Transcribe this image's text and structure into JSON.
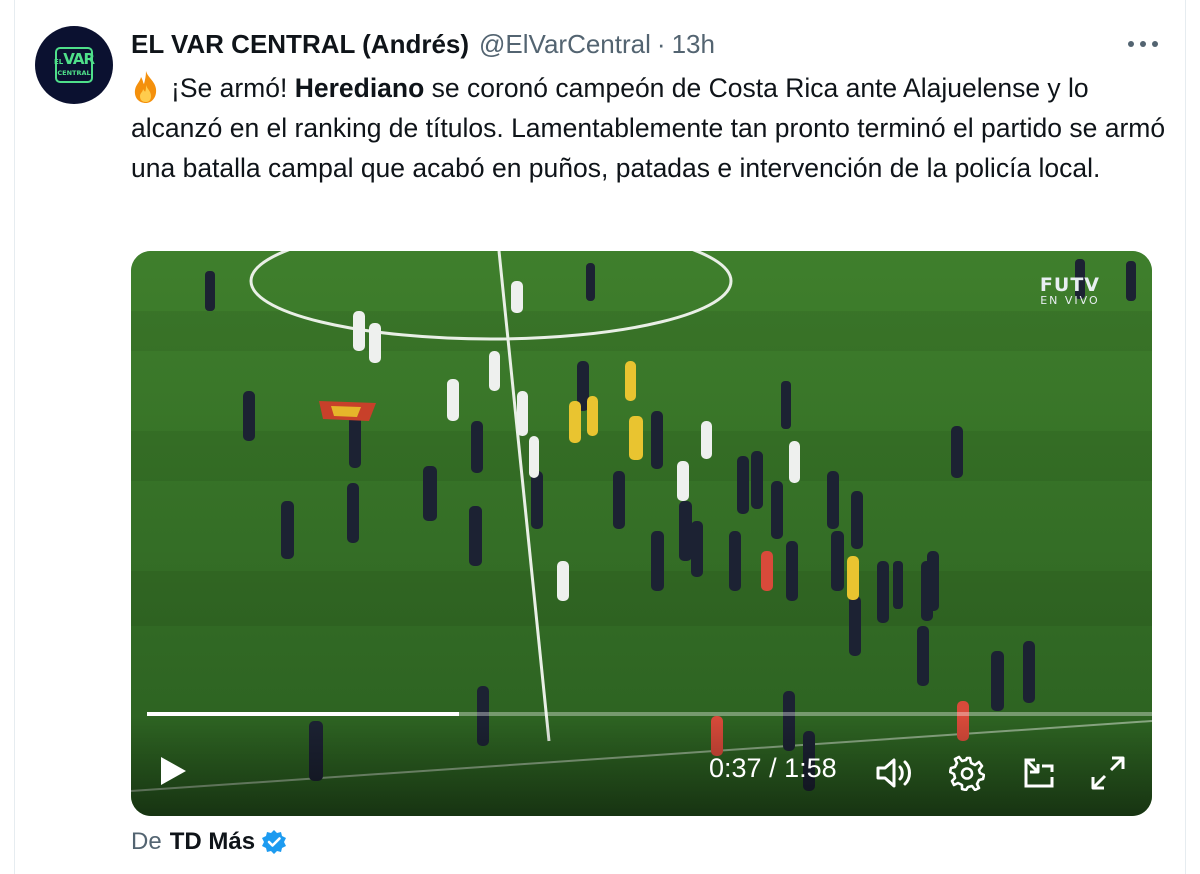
{
  "tweet": {
    "author_name": "EL VAR CENTRAL (Andrés)",
    "handle": "@ElVarCentral",
    "separator": "·",
    "time": "13h",
    "avatar_text_line1": "VAR",
    "avatar_text_line1_prefix": "EL",
    "avatar_text_line2": "CENTRAL",
    "text_part1": "¡Se armó! ",
    "text_bold": "Herediano",
    "text_part2": " se coronó campeón de Costa Rica ante Alajuelense y lo alcanzó en el ranking de títulos. Lamentablemente tan pronto terminó el partido se armó una batalla campal que acabó en puños, patadas e intervención de la policía local."
  },
  "video": {
    "brand_line1": "FUTV",
    "brand_line2": "EN VIVO",
    "current_time": "0:37",
    "time_separator": " / ",
    "duration": "1:58",
    "progress_fraction": 0.31
  },
  "footer": {
    "prefix": "De",
    "source": "TD Más"
  },
  "icons": {
    "more": "more-horizontal-icon",
    "fire": "fire-emoji-icon",
    "play": "play-icon",
    "volume": "volume-icon",
    "settings": "gear-icon",
    "popout": "popout-icon",
    "fullscreen": "fullscreen-icon",
    "verified": "verified-badge-icon"
  },
  "colors": {
    "text_primary": "#0f1419",
    "text_secondary": "#536471",
    "verified_blue": "#1d9bf0",
    "avatar_bg": "#0b1130",
    "avatar_accent": "#4fe08a"
  }
}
·····
## TASK TO COMPLETE:
Quote every record above exactly, leaving out any pictures.

## FULL SOLUTION:
Transcribe this image's text and structure into JSON.
{
  "tweet": {
    "author_name": "EL VAR CENTRAL (Andrés)",
    "handle": "@ElVarCentral",
    "separator": "·",
    "time": "13h",
    "avatar_text_line1": "VAR",
    "avatar_text_line1_prefix": "EL",
    "avatar_text_line2": "CENTRAL",
    "text_part1": "¡Se armó! ",
    "text_bold": "Herediano",
    "text_part2": " se coronó campeón de Costa Rica ante Alajuelense y lo alcanzó en el ranking de títulos. Lamentablemente tan pronto terminó el partido se armó una batalla campal que acabó en puños, patadas e intervención de la policía local."
  },
  "video": {
    "brand_line1": "FUTV",
    "brand_line2": "EN VIVO",
    "current_time": "0:37",
    "time_separator": " / ",
    "duration": "1:58",
    "progress_fraction": 0.31
  },
  "footer": {
    "prefix": "De",
    "source": "TD Más"
  },
  "icons": {
    "more": "more-horizontal-icon",
    "fire": "fire-emoji-icon",
    "play": "play-icon",
    "volume": "volume-icon",
    "settings": "gear-icon",
    "popout": "popout-icon",
    "fullscreen": "fullscreen-icon",
    "verified": "verified-badge-icon"
  },
  "colors": {
    "text_primary": "#0f1419",
    "text_secondary": "#536471",
    "verified_blue": "#1d9bf0",
    "avatar_bg": "#0b1130",
    "avatar_accent": "#4fe08a"
  }
}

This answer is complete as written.